Aim:
Reproduce the records below in their entirety, character for character.

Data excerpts
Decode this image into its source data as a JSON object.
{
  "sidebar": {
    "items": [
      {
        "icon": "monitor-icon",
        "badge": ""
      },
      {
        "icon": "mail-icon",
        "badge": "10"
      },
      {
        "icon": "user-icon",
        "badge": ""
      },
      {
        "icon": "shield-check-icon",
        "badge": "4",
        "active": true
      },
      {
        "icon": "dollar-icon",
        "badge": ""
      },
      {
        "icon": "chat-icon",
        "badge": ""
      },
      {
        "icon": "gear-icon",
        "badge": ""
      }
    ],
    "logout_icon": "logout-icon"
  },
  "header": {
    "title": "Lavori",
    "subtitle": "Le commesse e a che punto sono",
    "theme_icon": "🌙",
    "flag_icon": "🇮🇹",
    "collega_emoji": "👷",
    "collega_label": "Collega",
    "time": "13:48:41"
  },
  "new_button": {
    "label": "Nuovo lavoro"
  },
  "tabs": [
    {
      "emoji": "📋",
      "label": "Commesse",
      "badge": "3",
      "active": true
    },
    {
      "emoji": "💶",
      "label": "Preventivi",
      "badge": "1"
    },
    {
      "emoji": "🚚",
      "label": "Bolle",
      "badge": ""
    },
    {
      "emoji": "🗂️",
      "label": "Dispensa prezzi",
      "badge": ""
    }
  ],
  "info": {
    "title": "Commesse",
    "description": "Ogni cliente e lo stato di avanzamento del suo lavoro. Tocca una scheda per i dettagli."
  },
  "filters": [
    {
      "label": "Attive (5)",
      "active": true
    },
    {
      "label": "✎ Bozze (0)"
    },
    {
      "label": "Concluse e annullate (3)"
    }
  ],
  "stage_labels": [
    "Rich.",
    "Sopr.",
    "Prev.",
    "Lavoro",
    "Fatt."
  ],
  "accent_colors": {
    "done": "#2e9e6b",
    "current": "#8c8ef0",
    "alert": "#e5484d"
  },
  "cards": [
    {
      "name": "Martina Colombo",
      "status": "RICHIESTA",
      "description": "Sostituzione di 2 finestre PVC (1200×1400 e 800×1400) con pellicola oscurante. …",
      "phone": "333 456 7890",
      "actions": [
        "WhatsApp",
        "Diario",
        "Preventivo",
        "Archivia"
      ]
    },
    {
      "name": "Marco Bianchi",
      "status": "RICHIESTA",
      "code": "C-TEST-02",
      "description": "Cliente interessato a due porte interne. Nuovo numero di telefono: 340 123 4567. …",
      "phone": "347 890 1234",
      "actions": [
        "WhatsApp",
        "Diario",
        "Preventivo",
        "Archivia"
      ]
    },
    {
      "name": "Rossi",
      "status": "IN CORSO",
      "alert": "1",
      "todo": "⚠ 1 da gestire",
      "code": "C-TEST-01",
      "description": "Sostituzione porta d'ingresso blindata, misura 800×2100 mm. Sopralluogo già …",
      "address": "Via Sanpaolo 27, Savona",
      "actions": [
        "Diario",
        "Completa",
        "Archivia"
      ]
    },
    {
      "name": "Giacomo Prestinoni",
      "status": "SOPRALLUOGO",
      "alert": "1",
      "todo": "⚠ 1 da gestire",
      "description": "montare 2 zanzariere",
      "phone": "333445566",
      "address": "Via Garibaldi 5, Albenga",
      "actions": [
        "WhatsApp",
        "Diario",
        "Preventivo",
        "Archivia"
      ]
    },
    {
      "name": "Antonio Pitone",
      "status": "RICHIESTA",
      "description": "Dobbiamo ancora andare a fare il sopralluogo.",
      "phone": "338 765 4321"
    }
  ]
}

Task output:
Decode this image into its source data as a JSON object.
{
  "sidebar": {
    "items": [
      {
        "icon": "monitor-icon",
        "badge": ""
      },
      {
        "icon": "mail-icon",
        "badge": "10"
      },
      {
        "icon": "user-icon",
        "badge": ""
      },
      {
        "icon": "shield-check-icon",
        "badge": "4",
        "active": true
      },
      {
        "icon": "dollar-icon",
        "badge": ""
      },
      {
        "icon": "chat-icon",
        "badge": ""
      },
      {
        "icon": "gear-icon",
        "badge": ""
      }
    ],
    "logout_icon": "logout-icon"
  },
  "header": {
    "title": "Lavori",
    "subtitle": "Le commesse e a che punto sono",
    "theme_icon": "🌙",
    "flag_icon": "🇮🇹",
    "collega_emoji": "👷",
    "collega_label": "Collega",
    "time": "13:48:41"
  },
  "new_button": {
    "label": "Nuovo lavoro"
  },
  "tabs": [
    {
      "emoji": "📋",
      "label": "Commesse",
      "badge": "3",
      "active": true
    },
    {
      "emoji": "💶",
      "label": "Preventivi",
      "badge": "1"
    },
    {
      "emoji": "🚚",
      "label": "Bolle",
      "badge": ""
    },
    {
      "emoji": "🗂️",
      "label": "Dispensa prezzi",
      "badge": ""
    }
  ],
  "info": {
    "title": "Commesse",
    "description": "Ogni cliente e lo stato di avanzamento del suo lavoro. Tocca una scheda per i dettagli."
  },
  "filters": [
    {
      "label": "Attive (5)",
      "active": true
    },
    {
      "label": "✎ Bozze (0)"
    },
    {
      "label": "Concluse e annullate (3)"
    }
  ],
  "stage_labels": [
    "Rich.",
    "Sopr.",
    "Prev.",
    "Lavoro",
    "Fatt."
  ],
  "accent_colors": {
    "done": "#2e9e6b",
    "current": "#8c8ef0",
    "alert": "#e5484d"
  },
  "cards": [
    {
      "name": "Martina Colombo",
      "status": "RICHIESTA",
      "description": "Sostituzione di 2 finestre PVC (1200×1400 e 800×1400) con pellicola oscurante. …",
      "phone": "333 456 7890",
      "actions": [
        "WhatsApp",
        "Diario",
        "Preventivo",
        "Archivia"
      ]
    },
    {
      "name": "Marco Bianchi",
      "status": "RICHIESTA",
      "code": "C-TEST-02",
      "description": "Cliente interessato a due porte interne. Nuovo numero di telefono: 340 123 4567. …",
      "phone": "347 890 1234",
      "actions": [
        "WhatsApp",
        "Diario",
        "Preventivo",
        "Archivia"
      ]
    },
    {
      "name": "Rossi",
      "status": "IN CORSO",
      "alert": "1",
      "todo": "⚠ 1 da gestire",
      "code": "C-TEST-01",
      "description": "Sostituzione porta d'ingresso blindata, misura 800×2100 mm. Sopralluogo già …",
      "address": "Via Sanpaolo 27, Savona",
      "actions": [
        "Diario",
        "Completa",
        "Archivia"
      ]
    },
    {
      "name": "Giacomo Prestinoni",
      "status": "SOPRALLUOGO",
      "alert": "1",
      "todo": "⚠ 1 da gestire",
      "description": "montare 2 zanzariere",
      "phone": "333445566",
      "address": "Via Garibaldi 5, Albenga",
      "actions": [
        "WhatsApp",
        "Diario",
        "Preventivo",
        "Archivia"
      ]
    },
    {
      "name": "Antonio Pitone",
      "status": "RICHIESTA",
      "description": "Dobbiamo ancora andare a fare il sopralluogo.",
      "phone": "338 765 4321"
    }
  ]
}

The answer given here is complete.